*What you have to do:* Select every line below containing the word "post".

Stored records

--- START ---

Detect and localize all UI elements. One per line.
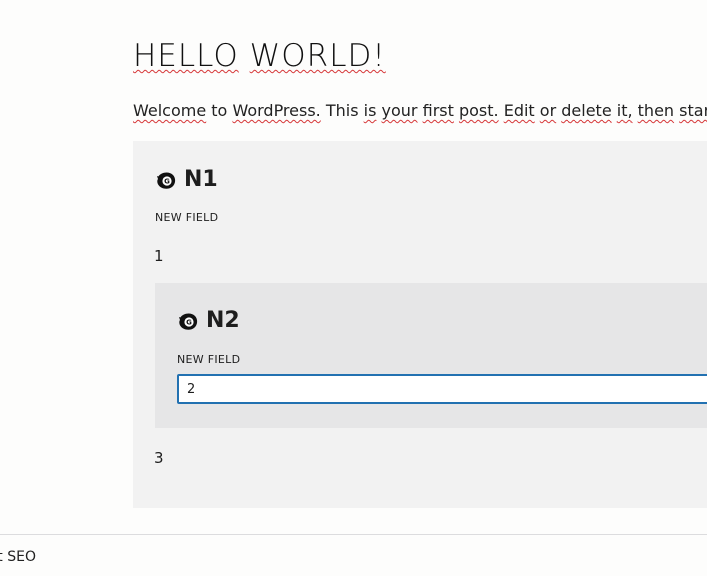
paragraph-word: to [211, 101, 228, 120]
paragraph-word: start [679, 101, 707, 120]
paragraph-word: post. [458, 101, 499, 120]
block-n2-heading: G N2 [177, 308, 240, 333]
svg-text:G: G [186, 318, 192, 326]
paragraph-word: is [363, 101, 377, 120]
paragraph-word: your [381, 101, 418, 120]
svg-text:G: G [164, 177, 170, 185]
paragraph-word: first [422, 101, 454, 120]
paragraph-word: it, [616, 101, 633, 120]
genesis-block-icon: G [177, 309, 201, 333]
footer-divider [0, 534, 707, 535]
paragraph-word: Welcome [133, 101, 207, 120]
block-n1-value-3: 3 [154, 449, 164, 467]
genesis-block-icon: G [155, 168, 179, 192]
paragraph-word: WordPress. [232, 101, 321, 120]
post-title-word: HELLO [133, 38, 239, 74]
paragraph-word: This [325, 101, 359, 120]
block-n1-heading: G N1 [155, 167, 218, 192]
paragraph-word: then [637, 101, 675, 120]
block-n2-title: N2 [206, 308, 240, 333]
block-n1[interactable]: G N1 NEW FIELD 1 G N2 NEW FIELD 2 3 [133, 141, 707, 508]
paragraph-word: Edit [503, 101, 535, 120]
post-paragraph[interactable]: Welcome to WordPress. This is your first… [133, 101, 707, 120]
post-title-word: WORLD! [249, 38, 386, 74]
block-n1-value-1: 1 [154, 247, 164, 265]
block-n2-field-label: NEW FIELD [177, 353, 241, 366]
footer-seo-label[interactable]: st SEO [0, 549, 36, 565]
post-title[interactable]: HELLO WORLD! [133, 38, 386, 74]
paragraph-word: or [539, 101, 557, 120]
new-field-input[interactable] [177, 374, 707, 404]
block-n2[interactable]: G N2 NEW FIELD [155, 283, 707, 428]
editor-canvas: HELLO WORLD! Welcome to WordPress. This … [0, 0, 707, 576]
block-n1-field-label: NEW FIELD [155, 211, 219, 224]
paragraph-word: delete [561, 101, 612, 120]
block-n1-title: N1 [184, 167, 218, 192]
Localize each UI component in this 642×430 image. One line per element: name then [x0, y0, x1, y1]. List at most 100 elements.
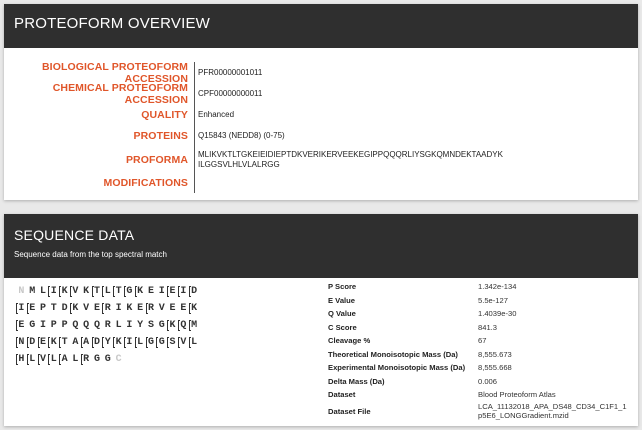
- spectral-match-stats: P Score 1.342e-134 E Value 5.5e-127 Q Value 1…: [328, 280, 628, 421]
- residue: S: [167, 335, 178, 352]
- residue: P: [61, 320, 68, 331]
- residue: I: [48, 284, 59, 301]
- residue: G: [158, 320, 165, 331]
- overview-row-quality: QUALITY Enhanced: [4, 104, 638, 126]
- residue: I: [126, 320, 133, 331]
- residue: K: [167, 318, 178, 335]
- modifications-label: MODIFICATIONS: [103, 177, 188, 189]
- sequence-residue-map: NMLIKVKTLTGKEIEIDIEPTDKVERIKERVEEKEGIPPQ…: [16, 284, 316, 369]
- stat-label: C Score: [328, 322, 357, 332]
- proteoform-overview-card: PROTEOFORM OVERVIEW BIOLOGICAL PROTEOFOR…: [4, 4, 638, 200]
- residue: V: [158, 303, 165, 314]
- residue: E: [180, 303, 187, 314]
- residue: L: [102, 284, 113, 301]
- residue: G: [156, 335, 167, 352]
- residue: E: [169, 303, 176, 314]
- proforma-label: PROFORMA: [125, 153, 188, 166]
- bio-accession-value: PFR00000001011: [194, 62, 638, 84]
- residue: R: [145, 301, 157, 318]
- residue: E: [167, 284, 178, 301]
- stat-row: Dataset Blood Proteoform Atlas: [328, 388, 628, 402]
- sequence-title: SEQUENCE DATA: [14, 227, 135, 243]
- residue: G: [104, 354, 111, 365]
- stat-row: Q Value 1.4039e-30: [328, 307, 628, 321]
- residue: Q: [83, 320, 90, 331]
- residue: G: [123, 284, 135, 301]
- stat-value: LCA_11132018_APA_DS48_CD34_C1F1_1 p5E6_L…: [478, 401, 627, 421]
- residue: G: [145, 335, 157, 352]
- residue: P: [50, 320, 57, 331]
- residue: D: [91, 335, 103, 352]
- residue: I: [39, 320, 46, 331]
- residue: L: [115, 320, 122, 331]
- stat-row: Theoretical Monoisotopic Mass (Da) 8,555.…: [328, 348, 628, 362]
- residue: M: [188, 318, 200, 335]
- overview-table: BIOLOGICAL PROTEOFORM ACCESSION PFR00000…: [4, 61, 638, 193]
- sequence-row: NMLIKVKTLTGKEIEID: [16, 284, 316, 301]
- overview-row-modifications: MODIFICATIONS: [4, 173, 638, 193]
- proteins-label: PROTEINS: [133, 130, 188, 142]
- residue: G: [29, 320, 36, 331]
- stat-value: 8,555.673: [478, 349, 512, 359]
- stat-label: Experimental Monoisotopic Mass (Da): [328, 363, 466, 373]
- residue: H: [16, 352, 27, 369]
- residue: C: [115, 354, 122, 365]
- residue: E: [37, 335, 49, 352]
- residue: E: [137, 303, 144, 314]
- residue: K: [113, 335, 124, 352]
- residue: P: [39, 303, 46, 314]
- residue: R: [104, 320, 111, 331]
- proteins-value: Q15843 (NEDD8) (0-75): [194, 126, 638, 146]
- stat-label: P Score: [328, 282, 357, 292]
- sequence-row: HLVLALRGGC: [16, 352, 316, 369]
- stat-label: Dataset: [328, 390, 356, 400]
- residue: K: [59, 284, 70, 301]
- residue: E: [147, 286, 154, 297]
- stat-value: 8,555.668: [478, 363, 512, 372]
- residue: Y: [102, 335, 113, 352]
- stat-label: E Value: [328, 295, 356, 305]
- overview-header: PROTEOFORM OVERVIEW: [4, 4, 638, 48]
- residue: R: [80, 352, 92, 369]
- residue: D: [188, 284, 200, 301]
- overview-row-proforma: PROFORMA MLIKVKTLTGKEIEIDIEPTDKVERIKERVE…: [4, 146, 638, 173]
- stat-row: Cleavage % 67: [328, 334, 628, 348]
- stat-label: Cleavage %: [328, 336, 371, 346]
- sequence-row: NDEKTAADYKILGGSVL: [16, 335, 316, 352]
- residue: R: [102, 301, 113, 318]
- stat-row: Dataset File LCA_11132018_APA_DS48_CD34_C…: [328, 402, 628, 421]
- sequence-row: IEPTDKVERIKERVEEK: [16, 301, 316, 318]
- residue: T: [113, 284, 124, 301]
- residue: N: [16, 335, 27, 352]
- residue: N: [18, 286, 25, 297]
- stat-value: 1.4039e-30: [478, 309, 517, 318]
- stat-row: C Score 841.3: [328, 321, 628, 335]
- residue: T: [59, 335, 70, 352]
- residue: K: [48, 335, 59, 352]
- residue: L: [39, 286, 46, 297]
- quality-value: Enhanced: [194, 104, 638, 126]
- stat-row: Delta Mass (Da) 0.006: [328, 375, 628, 389]
- overview-title: PROTEOFORM OVERVIEW: [14, 15, 211, 32]
- residue: E: [93, 303, 100, 314]
- residue: A: [80, 335, 92, 352]
- residue: Y: [137, 320, 144, 331]
- residue: K: [188, 301, 200, 318]
- residue: V: [69, 284, 81, 301]
- residue: S: [147, 320, 154, 331]
- stat-value: 5.5e-127: [478, 295, 508, 305]
- overview-row-chem-accession: CHEMICAL PROTEOFORM ACCESSION CPF0000000…: [4, 82, 638, 106]
- residue: K: [83, 286, 90, 297]
- residue: Q: [72, 320, 79, 331]
- residue: A: [59, 352, 70, 369]
- chem-accession-value: CPF00000000011: [194, 84, 638, 104]
- sequence-data-card: SEQUENCE DATA Sequence data from the top…: [4, 214, 638, 426]
- chem-accession-label: CHEMICAL PROTEOFORM ACCESSION: [52, 82, 188, 106]
- stat-value: 1.342e-134: [478, 282, 517, 291]
- residue: L: [188, 335, 200, 352]
- residue: L: [72, 354, 79, 365]
- sequence-row: EGIPPQQQRLIYSGKQM: [16, 318, 316, 335]
- residue: L: [26, 352, 38, 369]
- stat-label: Dataset File: [328, 406, 371, 416]
- residue: L: [134, 335, 146, 352]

--- END ---

*Written solution:*
paragraph-word: post. [458, 101, 499, 120]
post-title-word: HELLO [133, 38, 239, 74]
post-paragraph[interactable]: Welcome to WordPress. This is your first… [133, 101, 707, 120]
post-title-word: WORLD! [249, 38, 386, 74]
post-title[interactable]: HELLO WORLD! [133, 38, 386, 74]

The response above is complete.